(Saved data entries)
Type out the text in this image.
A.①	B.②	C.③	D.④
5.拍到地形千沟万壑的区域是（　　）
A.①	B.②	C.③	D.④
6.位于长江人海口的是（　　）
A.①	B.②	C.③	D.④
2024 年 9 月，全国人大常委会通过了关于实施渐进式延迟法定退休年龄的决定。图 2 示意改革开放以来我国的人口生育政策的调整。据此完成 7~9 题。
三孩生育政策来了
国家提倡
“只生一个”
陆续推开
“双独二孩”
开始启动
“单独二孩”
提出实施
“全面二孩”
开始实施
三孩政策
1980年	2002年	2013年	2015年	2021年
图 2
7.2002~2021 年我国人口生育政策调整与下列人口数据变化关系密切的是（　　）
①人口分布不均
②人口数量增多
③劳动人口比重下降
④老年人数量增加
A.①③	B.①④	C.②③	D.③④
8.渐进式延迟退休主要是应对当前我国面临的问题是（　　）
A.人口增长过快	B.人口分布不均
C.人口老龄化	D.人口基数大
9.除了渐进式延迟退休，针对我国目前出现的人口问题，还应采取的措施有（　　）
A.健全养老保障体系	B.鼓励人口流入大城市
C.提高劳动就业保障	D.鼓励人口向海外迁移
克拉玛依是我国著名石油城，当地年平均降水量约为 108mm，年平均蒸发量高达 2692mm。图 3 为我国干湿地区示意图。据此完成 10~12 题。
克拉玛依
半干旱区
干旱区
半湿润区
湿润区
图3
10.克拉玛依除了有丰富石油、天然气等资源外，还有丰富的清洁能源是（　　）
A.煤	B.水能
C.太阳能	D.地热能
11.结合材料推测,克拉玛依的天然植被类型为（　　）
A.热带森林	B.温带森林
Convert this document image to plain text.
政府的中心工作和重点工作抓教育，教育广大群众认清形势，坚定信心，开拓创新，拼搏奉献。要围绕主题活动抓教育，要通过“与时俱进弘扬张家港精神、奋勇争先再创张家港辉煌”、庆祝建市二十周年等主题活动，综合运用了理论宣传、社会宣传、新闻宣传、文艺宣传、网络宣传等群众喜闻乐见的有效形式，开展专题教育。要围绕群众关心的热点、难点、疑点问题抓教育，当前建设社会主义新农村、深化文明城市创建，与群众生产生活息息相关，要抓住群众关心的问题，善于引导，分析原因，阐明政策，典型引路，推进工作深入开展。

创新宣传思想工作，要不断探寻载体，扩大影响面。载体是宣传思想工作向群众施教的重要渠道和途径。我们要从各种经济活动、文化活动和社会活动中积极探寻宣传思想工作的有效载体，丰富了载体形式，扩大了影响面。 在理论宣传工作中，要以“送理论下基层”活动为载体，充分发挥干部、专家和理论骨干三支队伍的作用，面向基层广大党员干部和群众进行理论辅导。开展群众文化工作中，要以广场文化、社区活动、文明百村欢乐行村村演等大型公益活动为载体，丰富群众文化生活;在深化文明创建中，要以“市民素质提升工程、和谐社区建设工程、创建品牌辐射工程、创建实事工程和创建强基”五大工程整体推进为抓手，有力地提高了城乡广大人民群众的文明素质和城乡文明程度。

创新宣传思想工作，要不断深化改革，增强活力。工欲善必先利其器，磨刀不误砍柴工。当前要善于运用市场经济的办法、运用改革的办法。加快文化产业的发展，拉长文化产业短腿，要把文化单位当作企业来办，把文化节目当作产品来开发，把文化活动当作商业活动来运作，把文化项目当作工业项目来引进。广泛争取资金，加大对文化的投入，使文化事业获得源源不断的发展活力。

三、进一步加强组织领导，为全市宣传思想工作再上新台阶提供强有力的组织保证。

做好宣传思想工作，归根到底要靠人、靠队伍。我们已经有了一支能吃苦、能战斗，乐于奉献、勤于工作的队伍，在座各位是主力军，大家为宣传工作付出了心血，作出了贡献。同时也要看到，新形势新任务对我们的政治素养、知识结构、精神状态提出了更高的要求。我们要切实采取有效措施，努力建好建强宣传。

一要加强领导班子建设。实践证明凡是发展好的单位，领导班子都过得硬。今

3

_Your task_
Transcribe the data above in full, exactly.

_Worked solution_
Type out the text in this image.
A.①	B.②	C.③	D.④
5.拍到地形千沟万壑的区域是（　　）
A.①	B.②	C.③	D.④
6.位于长江人海口的是（　　）
A.①	B.②	C.③	D.④
2024 年 9 月，全国人大常委会通过了关于实施渐进式延迟法定退休年龄的决定。图 2 示意改革开放以来我国的人口生育政策的调整。据此完成 7~9 题。
三孩生育政策来了
国家提倡
“只生一个”
陆续推开
“双独二孩”
开始启动
“单独二孩”
提出实施
“全面二孩”
开始实施
三孩政策
1980年	2002年	2013年	2015年	2021年
图 2
7.2002~2021 年我国人口生育政策调整与下列人口数据变化关系密切的是（　　）
①人口分布不均
②人口数量增多
③劳动人口比重下降
④老年人数量增加
A.①③	B.①④	C.②③	D.③④
8.渐进式延迟退休主要是应对当前我国面临的问题是（　　）
A.人口增长过快	B.人口分布不均
C.人口老龄化	D.人口基数大
9.除了渐进式延迟退休，针对我国目前出现的人口问题，还应采取的措施有（　　）
A.健全养老保障体系	B.鼓励人口流入大城市
C.提高劳动就业保障	D.鼓励人口向海外迁移
克拉玛依是我国著名石油城，当地年平均降水量约为 108mm，年平均蒸发量高达 2692mm。图 3 为我国干湿地区示意图。据此完成 10~12 题。
克拉玛依
半干旱区
干旱区
半湿润区
湿润区
图3
10.克拉玛依除了有丰富石油、天然气等资源外，还有丰富的清洁能源是（　　）
A.煤	B.水能
C.太阳能	D.地热能
11.结合材料推测,克拉玛依的天然植被类型为（　　）
A.热带森林	B.温带森林
Convert this document image to plain text.
政府的中心工作和重点工作抓教育，教育广大群众认清形势，坚定信心，开拓创新，拼搏奉献。要围绕主题活动抓教育，要通过“与时俱进弘扬张家港精神、奋勇争先再创张家港辉煌”、庆祝建市二十周年等主题活动，综合运用了理论宣传、社会宣传、新闻宣传、文艺宣传、网络宣传等群众喜闻乐见的有效形式，开展专题教育。要围绕群众关心的热点、难点、疑点问题抓教育，当前建设社会主义新农村、深化文明城市创建，与群众生产生活息息相关，要抓住群众关心的问题，善于引导，分析原因，阐明政策，典型引路，推进工作深入开展。

创新宣传思想工作，要不断探寻载体，扩大影响面。载体是宣传思想工作向群众施教的重要渠道和途径。我们要从各种经济活动、文化活动和社会活动中积极探寻宣传思想工作的有效载体，丰富了载体形式，扩大了影响面。 在理论宣传工作中，要以“送理论下基层”活动为载体，充分发挥干部、专家和理论骨干三支队伍的作用，面向基层广大党员干部和群众进行理论辅导。开展群众文化工作中，要以广场文化、社区活动、文明百村欢乐行村村演等大型公益活动为载体，丰富群众文化生活;在深化文明创建中，要以“市民素质提升工程、和谐社区建设工程、创建品牌辐射工程、创建实事工程和创建强基”五大工程整体推进为抓手，有力地提高了城乡广大人民群众的文明素质和城乡文明程度。

创新宣传思想工作，要不断深化改革，增强活力。工欲善必先利其器，磨刀不误砍柴工。当前要善于运用市场经济的办法、运用改革的办法。加快文化产业的发展，拉长文化产业短腿，要把文化单位当作企业来办，把文化节目当作产品来开发，把文化活动当作商业活动来运作，把文化项目当作工业项目来引进。广泛争取资金，加大对文化的投入，使文化事业获得源源不断的发展活力。

三、进一步加强组织领导，为全市宣传思想工作再上新台阶提供强有力的组织保证。

做好宣传思想工作，归根到底要靠人、靠队伍。我们已经有了一支能吃苦、能战斗，乐于奉献、勤于工作的队伍，在座各位是主力军，大家为宣传工作付出了心血，作出了贡献。同时也要看到，新形势新任务对我们的政治素养、知识结构、精神状态提出了更高的要求。我们要切实采取有效措施，努力建好建强宣传。

一要加强领导班子建设。实践证明凡是发展好的单位，领导班子都过得硬。今

3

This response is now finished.